Given problem> Reply with one number: how many lines contain the word "Direct".

Records for this task>
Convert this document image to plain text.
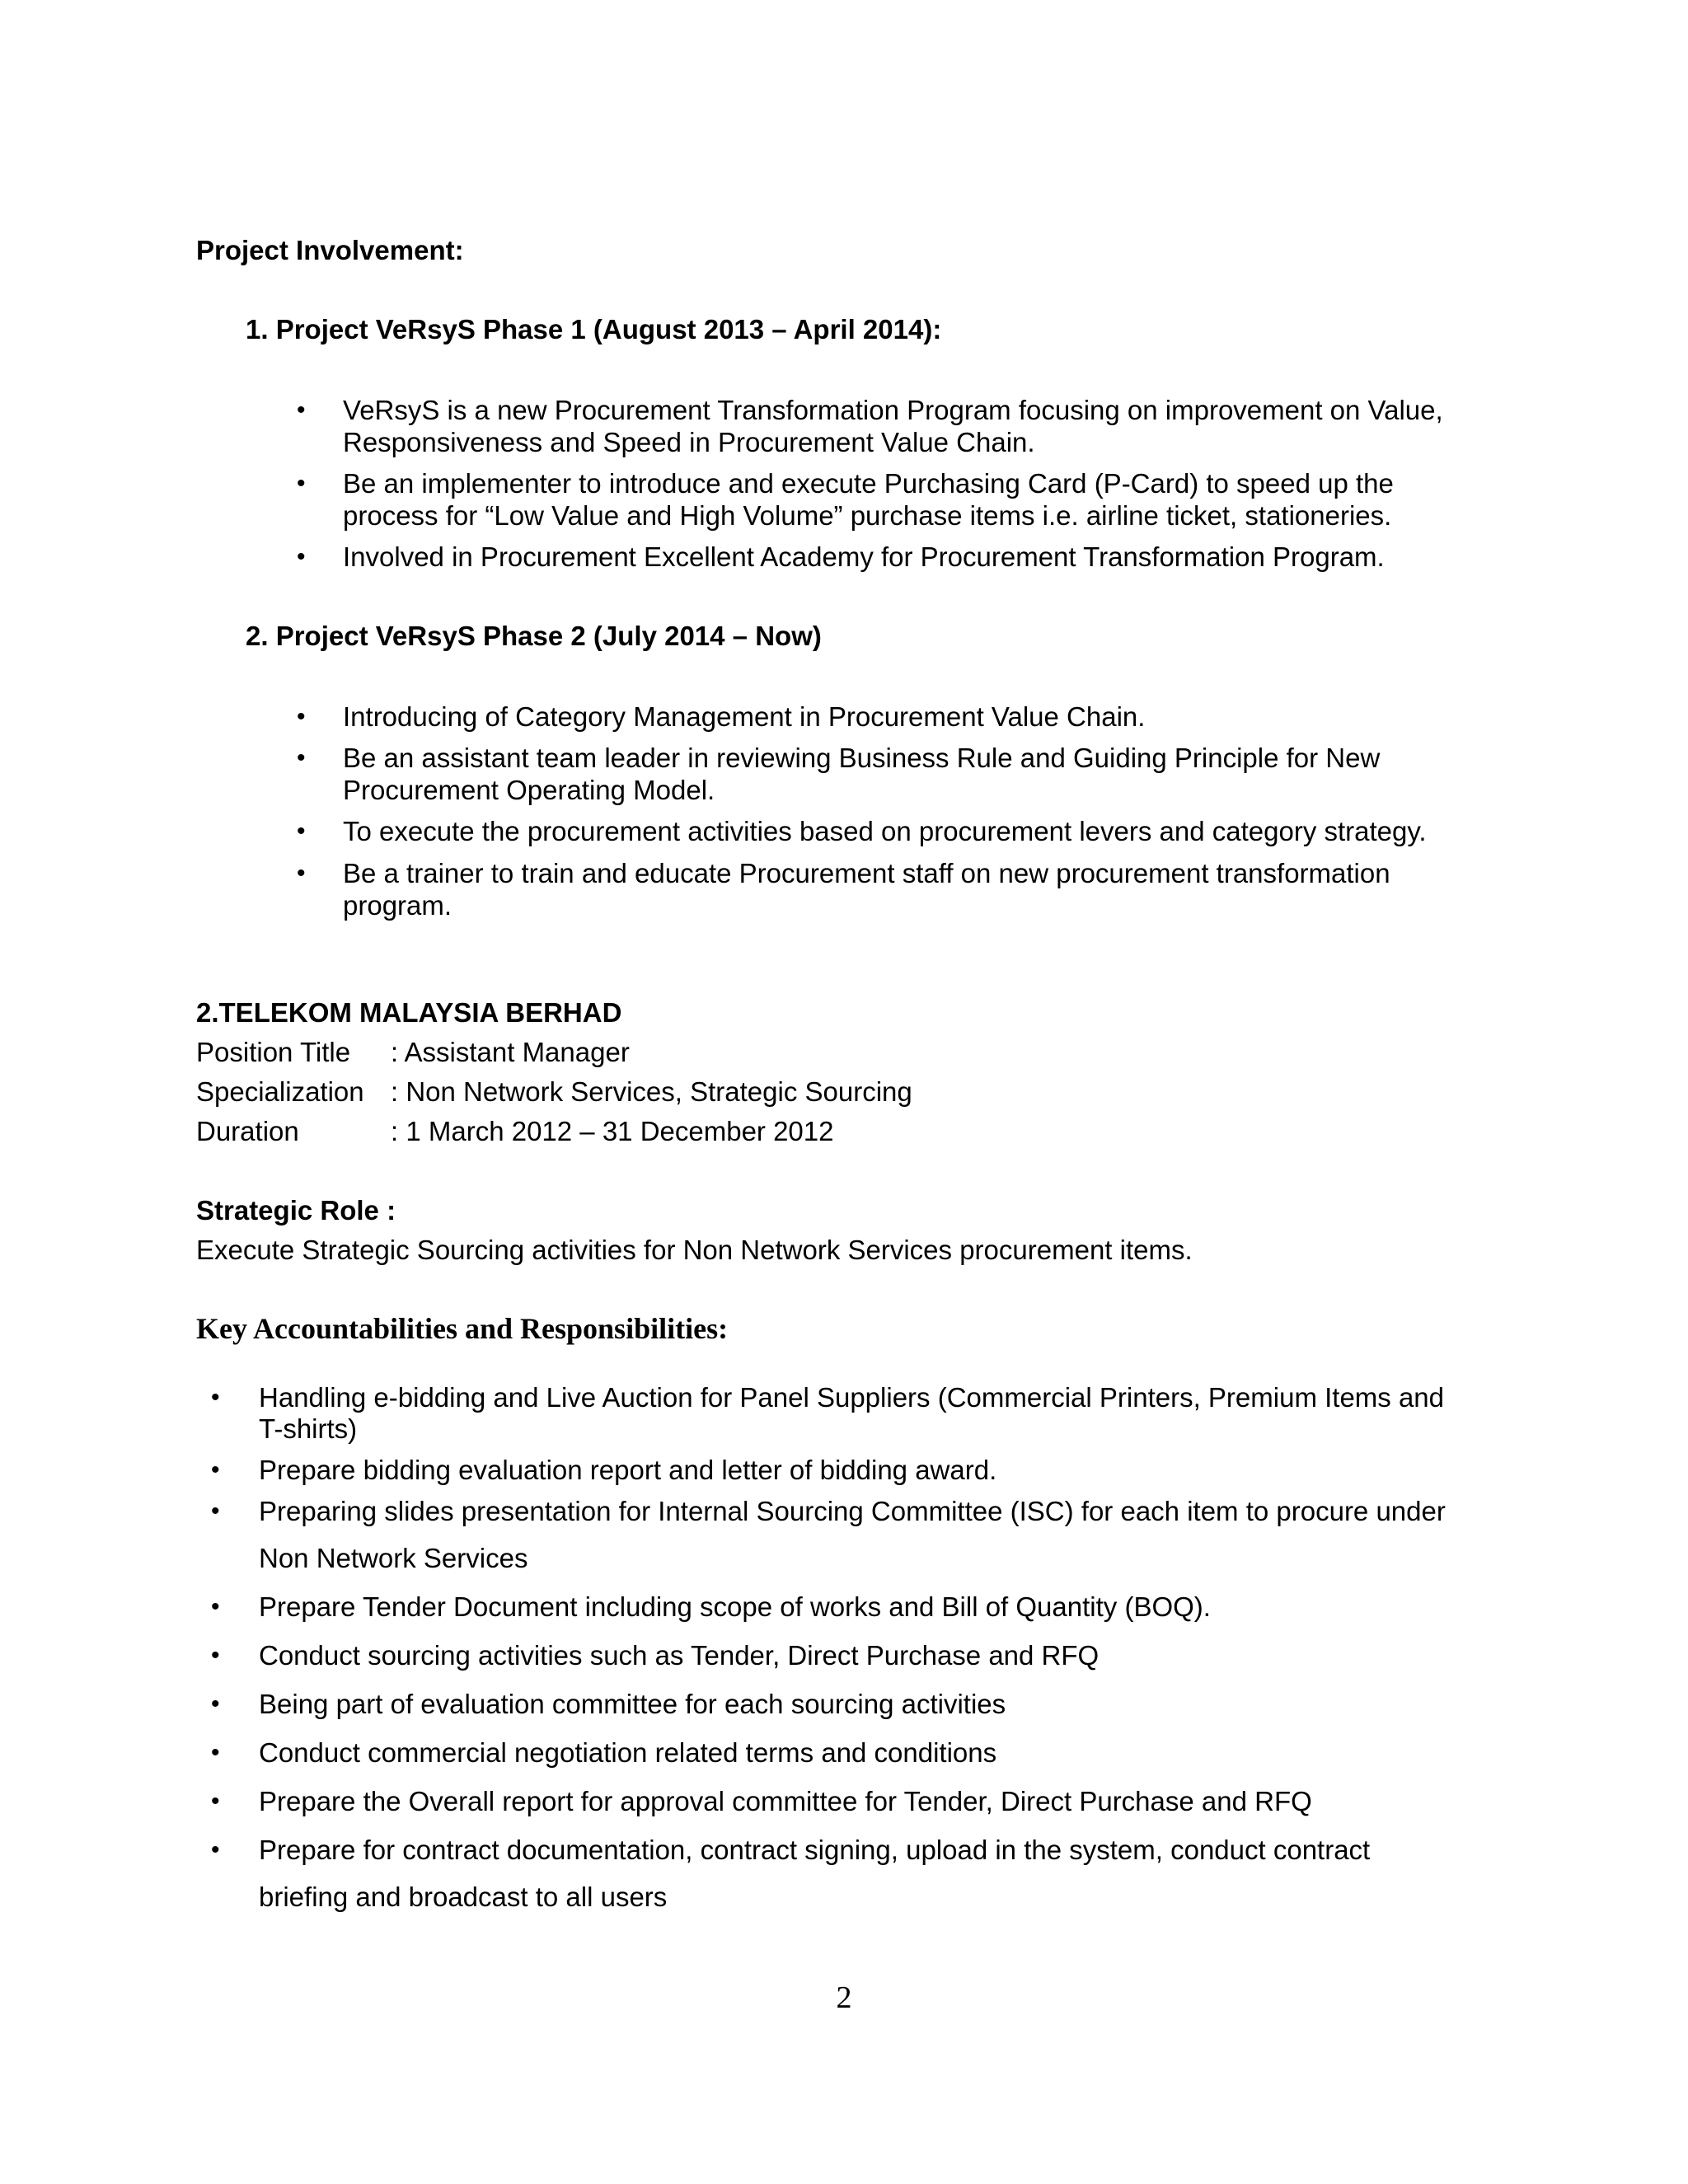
Project Involvement:
1. Project VeRsyS Phase 1 (August 2013 – April 2014):
• VeRsyS is a new Procurement Transformation Program focusing on improvement on Value,
Responsiveness and Speed in Procurement Value Chain.
• Be an implementer to introduce and execute Purchasing Card (P-Card) to speed up the
process for “Low Value and High Volume” purchase items i.e. airline ticket, stationeries.
• Involved in Procurement Excellent Academy for Procurement Transformation Program.
2. Project VeRsyS Phase 2 (July 2014 – Now)
• Introducing of Category Management in Procurement Value Chain.
• Be an assistant team leader in reviewing Business Rule and Guiding Principle for New
Procurement Operating Model.
• To execute the procurement activities based on procurement levers and category strategy.
• Be a trainer to train and educate Procurement staff on new procurement transformation
program.
2.TELEKOM MALAYSIA BERHAD
Position Title : Assistant Manager
Specialization : Non Network Services, Strategic Sourcing
Duration	: 1 March 2012 – 31 December 2012
Strategic Role :
Execute Strategic Sourcing activities for Non Network Services procurement items.
Key Accountabilities and Responsibilities:
• Handling e-bidding and Live Auction for Panel Suppliers (Commercial Printers, Premium Items and
T-shirts)
• Prepare bidding evaluation report and letter of bidding award.
• Preparing slides presentation for Internal Sourcing Committee (ISC) for each item to procure under
Non Network Services
• Prepare Tender Document including scope of works and Bill of Quantity (BOQ).
• Conduct sourcing activities such as Tender, Direct Purchase and RFQ
• Being part of evaluation committee for each sourcing activities
• Conduct commercial negotiation related terms and conditions
• Prepare the Overall report for approval committee for Tender, Direct Purchase and RFQ
• Prepare for contract documentation, contract signing, upload in the system, conduct contract
briefing and broadcast to all users
2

Task answer> 2